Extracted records
▬▬▬▬▬▬

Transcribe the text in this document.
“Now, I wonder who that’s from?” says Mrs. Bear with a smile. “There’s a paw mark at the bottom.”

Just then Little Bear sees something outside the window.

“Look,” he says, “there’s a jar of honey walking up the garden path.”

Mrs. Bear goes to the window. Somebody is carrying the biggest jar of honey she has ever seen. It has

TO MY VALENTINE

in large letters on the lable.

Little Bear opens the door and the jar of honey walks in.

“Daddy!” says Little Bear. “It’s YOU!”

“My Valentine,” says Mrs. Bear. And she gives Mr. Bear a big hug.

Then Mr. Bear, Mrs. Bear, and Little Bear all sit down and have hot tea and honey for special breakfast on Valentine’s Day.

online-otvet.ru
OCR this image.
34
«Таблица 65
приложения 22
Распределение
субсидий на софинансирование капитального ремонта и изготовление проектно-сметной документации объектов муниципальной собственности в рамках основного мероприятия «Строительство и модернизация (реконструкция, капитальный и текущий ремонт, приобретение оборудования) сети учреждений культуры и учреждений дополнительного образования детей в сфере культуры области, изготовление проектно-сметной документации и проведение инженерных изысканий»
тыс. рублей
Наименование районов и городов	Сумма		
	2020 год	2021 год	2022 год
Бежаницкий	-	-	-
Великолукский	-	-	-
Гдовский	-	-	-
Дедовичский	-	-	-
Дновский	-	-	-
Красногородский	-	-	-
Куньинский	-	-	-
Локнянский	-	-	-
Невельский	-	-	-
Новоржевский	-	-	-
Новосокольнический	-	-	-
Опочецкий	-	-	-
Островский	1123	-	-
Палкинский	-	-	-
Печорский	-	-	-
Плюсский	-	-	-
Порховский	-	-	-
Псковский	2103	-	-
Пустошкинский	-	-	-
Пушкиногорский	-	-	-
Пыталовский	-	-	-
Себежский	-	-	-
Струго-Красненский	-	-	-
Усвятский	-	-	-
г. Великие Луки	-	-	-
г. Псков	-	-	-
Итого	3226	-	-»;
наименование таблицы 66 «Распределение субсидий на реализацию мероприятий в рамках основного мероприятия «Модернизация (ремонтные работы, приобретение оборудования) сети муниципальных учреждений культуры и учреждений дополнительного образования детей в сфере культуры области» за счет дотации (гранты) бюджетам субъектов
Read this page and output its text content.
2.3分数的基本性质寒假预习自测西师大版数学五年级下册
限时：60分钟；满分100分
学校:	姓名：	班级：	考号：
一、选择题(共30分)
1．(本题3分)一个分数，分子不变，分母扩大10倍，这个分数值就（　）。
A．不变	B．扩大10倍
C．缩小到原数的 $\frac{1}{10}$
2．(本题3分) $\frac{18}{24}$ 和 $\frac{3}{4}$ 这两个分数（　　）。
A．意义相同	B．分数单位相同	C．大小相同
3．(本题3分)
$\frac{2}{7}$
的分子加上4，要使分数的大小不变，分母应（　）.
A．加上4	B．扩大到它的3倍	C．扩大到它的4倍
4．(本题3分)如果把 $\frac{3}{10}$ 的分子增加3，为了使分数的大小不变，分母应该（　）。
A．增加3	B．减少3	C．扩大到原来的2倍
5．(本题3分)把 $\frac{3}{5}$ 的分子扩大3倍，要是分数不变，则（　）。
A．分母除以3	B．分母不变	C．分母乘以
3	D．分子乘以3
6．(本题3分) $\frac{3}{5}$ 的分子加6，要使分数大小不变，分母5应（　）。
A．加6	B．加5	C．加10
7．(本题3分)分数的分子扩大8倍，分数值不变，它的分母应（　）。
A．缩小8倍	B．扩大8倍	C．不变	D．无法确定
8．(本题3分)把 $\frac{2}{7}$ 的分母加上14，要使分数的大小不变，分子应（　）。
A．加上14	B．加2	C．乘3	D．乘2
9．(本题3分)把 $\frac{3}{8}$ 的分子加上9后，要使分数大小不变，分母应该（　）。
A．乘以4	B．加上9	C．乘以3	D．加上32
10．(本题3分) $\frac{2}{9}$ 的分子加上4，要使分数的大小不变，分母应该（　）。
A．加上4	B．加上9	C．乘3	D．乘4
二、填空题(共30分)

▬▬▬▬▬▬

WHAT YOU ARE ASKED TO DO: Set all of the entries down again, exactly as they were given.

RESPONSE TO THE TASK:
Transcribe the text in this document.
“Now, I wonder who that’s from?” says Mrs. Bear with a smile. “There’s a paw mark at the bottom.”

Just then Little Bear sees something outside the window.

“Look,” he says, “there’s a jar of honey walking up the garden path.”

Mrs. Bear goes to the window. Somebody is carrying the biggest jar of honey she has ever seen. It has

TO MY VALENTINE

in large letters on the lable.

Little Bear opens the door and the jar of honey walks in.

“Daddy!” says Little Bear. “It’s YOU!”

“My Valentine,” says Mrs. Bear. And she gives Mr. Bear a big hug.

Then Mr. Bear, Mrs. Bear, and Little Bear all sit down and have hot tea and honey for special breakfast on Valentine’s Day.

online-otvet.ru
OCR this image.
34
«Таблица 65
приложения 22
Распределение
субсидий на софинансирование капитального ремонта и изготовление проектно-сметной документации объектов муниципальной собственности в рамках основного мероприятия «Строительство и модернизация (реконструкция, капитальный и текущий ремонт, приобретение оборудования) сети учреждений культуры и учреждений дополнительного образования детей в сфере культуры области, изготовление проектно-сметной документации и проведение инженерных изысканий»
тыс. рублей
Наименование районов и городов	Сумма		
	2020 год	2021 год	2022 год
Бежаницкий	-	-	-
Великолукский	-	-	-
Гдовский	-	-	-
Дедовичский	-	-	-
Дновский	-	-	-
Красногородский	-	-	-
Куньинский	-	-	-
Локнянский	-	-	-
Невельский	-	-	-
Новоржевский	-	-	-
Новосокольнический	-	-	-
Опочецкий	-	-	-
Островский	1123	-	-
Палкинский	-	-	-
Печорский	-	-	-
Плюсский	-	-	-
Порховский	-	-	-
Псковский	2103	-	-
Пустошкинский	-	-	-
Пушкиногорский	-	-	-
Пыталовский	-	-	-
Себежский	-	-	-
Струго-Красненский	-	-	-
Усвятский	-	-	-
г. Великие Луки	-	-	-
г. Псков	-	-	-
Итого	3226	-	-»;
наименование таблицы 66 «Распределение субсидий на реализацию мероприятий в рамках основного мероприятия «Модернизация (ремонтные работы, приобретение оборудования) сети муниципальных учреждений культуры и учреждений дополнительного образования детей в сфере культуры области» за счет дотации (гранты) бюджетам субъектов
Read this page and output its text content.
2.3分数的基本性质寒假预习自测西师大版数学五年级下册
限时：60分钟；满分100分
学校:	姓名：	班级：	考号：
一、选择题(共30分)
1．(本题3分)一个分数，分子不变，分母扩大10倍，这个分数值就（　）。
A．不变	B．扩大10倍
C．缩小到原数的 $\frac{1}{10}$
2．(本题3分) $\frac{18}{24}$ 和 $\frac{3}{4}$ 这两个分数（　　）。
A．意义相同	B．分数单位相同	C．大小相同
3．(本题3分)
$\frac{2}{7}$
的分子加上4，要使分数的大小不变，分母应（　）.
A．加上4	B．扩大到它的3倍	C．扩大到它的4倍
4．(本题3分)如果把 $\frac{3}{10}$ 的分子增加3，为了使分数的大小不变，分母应该（　）。
A．增加3	B．减少3	C．扩大到原来的2倍
5．(本题3分)把 $\frac{3}{5}$ 的分子扩大3倍，要是分数不变，则（　）。
A．分母除以3	B．分母不变	C．分母乘以
3	D．分子乘以3
6．(本题3分) $\frac{3}{5}$ 的分子加6，要使分数大小不变，分母5应（　）。
A．加6	B．加5	C．加10
7．(本题3分)分数的分子扩大8倍，分数值不变，它的分母应（　）。
A．缩小8倍	B．扩大8倍	C．不变	D．无法确定
8．(本题3分)把 $\frac{2}{7}$ 的分母加上14，要使分数的大小不变，分子应（　）。
A．加上14	B．加2	C．乘3	D．乘2
9．(本题3分)把 $\frac{3}{8}$ 的分子加上9后，要使分数大小不变，分母应该（　）。
A．乘以4	B．加上9	C．乘以3	D．加上32
10．(本题3分) $\frac{2}{9}$ 的分子加上4，要使分数的大小不变，分母应该（　）。
A．加上4	B．加上9	C．乘3	D．乘4
二、填空题(共30分)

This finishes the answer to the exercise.